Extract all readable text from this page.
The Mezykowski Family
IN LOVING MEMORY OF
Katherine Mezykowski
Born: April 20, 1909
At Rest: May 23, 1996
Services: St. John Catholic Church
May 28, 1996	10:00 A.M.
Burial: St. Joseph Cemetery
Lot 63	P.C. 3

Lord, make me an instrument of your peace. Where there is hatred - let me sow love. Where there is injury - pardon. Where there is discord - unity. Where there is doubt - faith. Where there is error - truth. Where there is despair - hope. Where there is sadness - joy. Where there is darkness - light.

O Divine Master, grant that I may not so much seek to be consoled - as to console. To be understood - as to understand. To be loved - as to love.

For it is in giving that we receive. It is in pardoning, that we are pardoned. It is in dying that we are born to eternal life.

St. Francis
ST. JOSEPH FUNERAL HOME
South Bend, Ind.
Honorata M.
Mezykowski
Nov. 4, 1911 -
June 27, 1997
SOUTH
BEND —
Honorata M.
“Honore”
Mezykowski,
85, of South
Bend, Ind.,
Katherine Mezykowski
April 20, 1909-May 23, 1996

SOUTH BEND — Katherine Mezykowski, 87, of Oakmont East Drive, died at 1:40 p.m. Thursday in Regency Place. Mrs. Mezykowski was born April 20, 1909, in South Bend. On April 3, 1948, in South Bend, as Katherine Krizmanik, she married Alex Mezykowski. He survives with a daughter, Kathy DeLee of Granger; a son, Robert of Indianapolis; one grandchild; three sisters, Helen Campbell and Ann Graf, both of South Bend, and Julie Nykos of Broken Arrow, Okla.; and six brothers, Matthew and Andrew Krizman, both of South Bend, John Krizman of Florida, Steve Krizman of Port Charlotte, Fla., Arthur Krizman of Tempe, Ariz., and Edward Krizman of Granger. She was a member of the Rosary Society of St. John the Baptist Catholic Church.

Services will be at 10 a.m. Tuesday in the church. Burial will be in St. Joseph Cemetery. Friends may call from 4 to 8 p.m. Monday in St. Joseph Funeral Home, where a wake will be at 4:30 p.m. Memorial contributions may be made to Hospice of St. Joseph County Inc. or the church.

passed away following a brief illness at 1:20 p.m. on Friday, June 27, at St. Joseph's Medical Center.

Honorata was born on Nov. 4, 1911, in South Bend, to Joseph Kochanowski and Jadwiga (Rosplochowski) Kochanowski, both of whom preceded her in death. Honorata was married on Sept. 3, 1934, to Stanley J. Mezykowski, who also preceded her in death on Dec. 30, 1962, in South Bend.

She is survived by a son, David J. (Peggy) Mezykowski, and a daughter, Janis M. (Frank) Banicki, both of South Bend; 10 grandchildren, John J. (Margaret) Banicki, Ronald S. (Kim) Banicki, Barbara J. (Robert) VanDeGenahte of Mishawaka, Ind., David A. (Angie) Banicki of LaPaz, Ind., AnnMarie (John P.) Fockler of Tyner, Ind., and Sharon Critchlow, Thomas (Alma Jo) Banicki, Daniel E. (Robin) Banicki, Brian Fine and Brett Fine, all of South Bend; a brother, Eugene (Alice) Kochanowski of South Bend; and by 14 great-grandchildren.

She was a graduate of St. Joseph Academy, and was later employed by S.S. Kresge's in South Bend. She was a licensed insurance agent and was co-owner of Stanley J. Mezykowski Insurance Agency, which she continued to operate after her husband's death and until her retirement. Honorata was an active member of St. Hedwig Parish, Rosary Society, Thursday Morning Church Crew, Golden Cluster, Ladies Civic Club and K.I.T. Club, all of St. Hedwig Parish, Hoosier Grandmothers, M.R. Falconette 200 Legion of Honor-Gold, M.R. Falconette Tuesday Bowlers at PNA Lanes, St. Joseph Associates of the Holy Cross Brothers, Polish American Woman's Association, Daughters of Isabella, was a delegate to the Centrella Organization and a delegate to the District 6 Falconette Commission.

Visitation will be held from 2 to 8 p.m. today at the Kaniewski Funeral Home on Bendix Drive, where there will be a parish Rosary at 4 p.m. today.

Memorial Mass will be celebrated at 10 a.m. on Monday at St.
---
Look through the records above and report how many lines hold the word "Burial", giving only the number.

2